┏━━

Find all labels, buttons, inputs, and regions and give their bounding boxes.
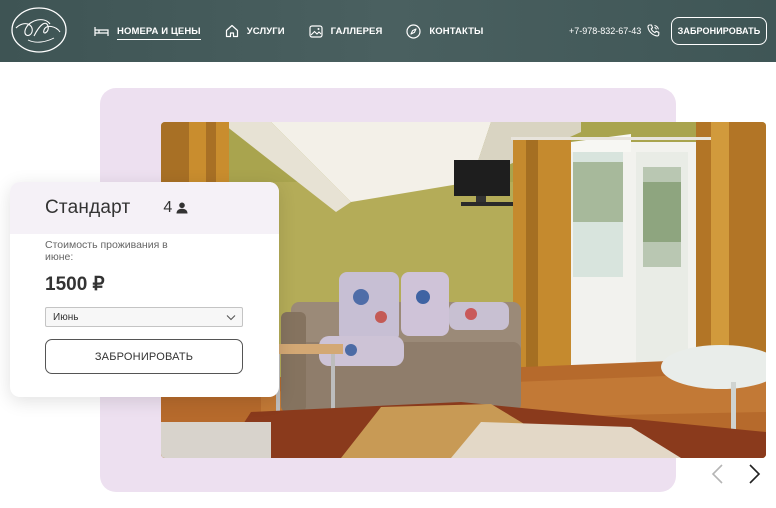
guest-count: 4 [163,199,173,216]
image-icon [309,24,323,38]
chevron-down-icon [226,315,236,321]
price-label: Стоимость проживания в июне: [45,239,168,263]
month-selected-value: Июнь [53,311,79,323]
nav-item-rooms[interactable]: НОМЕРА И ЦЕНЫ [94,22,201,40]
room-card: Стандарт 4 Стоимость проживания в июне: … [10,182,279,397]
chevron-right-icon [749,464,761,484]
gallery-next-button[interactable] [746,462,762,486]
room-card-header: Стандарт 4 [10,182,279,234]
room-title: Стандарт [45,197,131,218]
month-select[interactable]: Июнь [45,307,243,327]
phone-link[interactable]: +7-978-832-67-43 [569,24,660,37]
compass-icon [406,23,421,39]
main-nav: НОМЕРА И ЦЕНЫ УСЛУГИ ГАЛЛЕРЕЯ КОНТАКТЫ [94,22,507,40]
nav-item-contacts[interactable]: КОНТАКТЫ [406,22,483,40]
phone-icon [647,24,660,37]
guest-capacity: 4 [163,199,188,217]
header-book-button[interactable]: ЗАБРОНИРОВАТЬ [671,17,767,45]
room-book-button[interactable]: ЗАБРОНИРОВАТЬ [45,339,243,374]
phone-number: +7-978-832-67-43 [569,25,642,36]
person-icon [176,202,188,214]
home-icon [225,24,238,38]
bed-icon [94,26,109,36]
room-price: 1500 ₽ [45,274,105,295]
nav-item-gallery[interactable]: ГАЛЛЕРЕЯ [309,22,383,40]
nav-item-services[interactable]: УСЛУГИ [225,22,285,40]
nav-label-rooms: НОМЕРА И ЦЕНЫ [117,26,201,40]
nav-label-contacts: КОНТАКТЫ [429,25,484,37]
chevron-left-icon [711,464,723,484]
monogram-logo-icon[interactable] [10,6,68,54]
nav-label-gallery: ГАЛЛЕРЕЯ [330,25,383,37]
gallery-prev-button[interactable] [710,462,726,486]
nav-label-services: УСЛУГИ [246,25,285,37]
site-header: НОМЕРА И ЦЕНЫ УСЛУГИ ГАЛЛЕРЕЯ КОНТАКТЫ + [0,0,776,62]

┗━━

TASK INSTRUCTIONS |
Switch every "ЗАБРОНИРОВАТЬ" in the lines above to "ЗАКАЗАТЬ" and reproduce all the lines with no other changes. Omit the pictures.

SOLUTION BELOW |
Find all labels, buttons, inputs, and regions and give their bounding boxes.
guest-count: 4 [163,199,173,216]
image-icon [309,24,323,38]
chevron-down-icon [226,315,236,321]
price-label: Стоимость проживания в июне: [45,239,168,263]
month-selected-value: Июнь [53,311,79,323]
nav-item-rooms[interactable]: НОМЕРА И ЦЕНЫ [94,22,201,40]
room-card: Стандарт 4 Стоимость проживания в июне: … [10,182,279,397]
chevron-right-icon [749,464,761,484]
gallery-next-button[interactable] [746,462,762,486]
room-card-header: Стандарт 4 [10,182,279,234]
room-title: Стандарт [45,197,131,218]
month-select[interactable]: Июнь [45,307,243,327]
phone-link[interactable]: +7-978-832-67-43 [569,24,660,37]
compass-icon [406,23,421,39]
main-nav: НОМЕРА И ЦЕНЫ УСЛУГИ ГАЛЛЕРЕЯ КОНТАКТЫ [94,22,507,40]
nav-item-contacts[interactable]: КОНТАКТЫ [406,22,483,40]
phone-icon [647,24,660,37]
guest-capacity: 4 [163,199,188,217]
header-book-button[interactable]: ЗАКАЗАТЬ [671,17,767,45]
room-book-button[interactable]: ЗАКАЗАТЬ [45,339,243,374]
phone-number: +7-978-832-67-43 [569,25,642,36]
person-icon [176,202,188,214]
home-icon [225,24,238,38]
bed-icon [94,26,109,36]
room-price: 1500 ₽ [45,274,105,295]
nav-item-gallery[interactable]: ГАЛЛЕРЕЯ [309,22,383,40]
nav-item-services[interactable]: УСЛУГИ [225,22,285,40]
nav-label-rooms: НОМЕРА И ЦЕНЫ [117,26,201,40]
nav-label-contacts: КОНТАКТЫ [429,25,484,37]
chevron-left-icon [711,464,723,484]
monogram-logo-icon[interactable] [10,6,68,54]
nav-label-gallery: ГАЛЛЕРЕЯ [330,25,383,37]
gallery-prev-button[interactable] [710,462,726,486]
nav-label-services: УСЛУГИ [246,25,285,37]
site-header: НОМЕРА И ЦЕНЫ УСЛУГИ ГАЛЛЕРЕЯ КОНТАКТЫ + [0,0,776,62]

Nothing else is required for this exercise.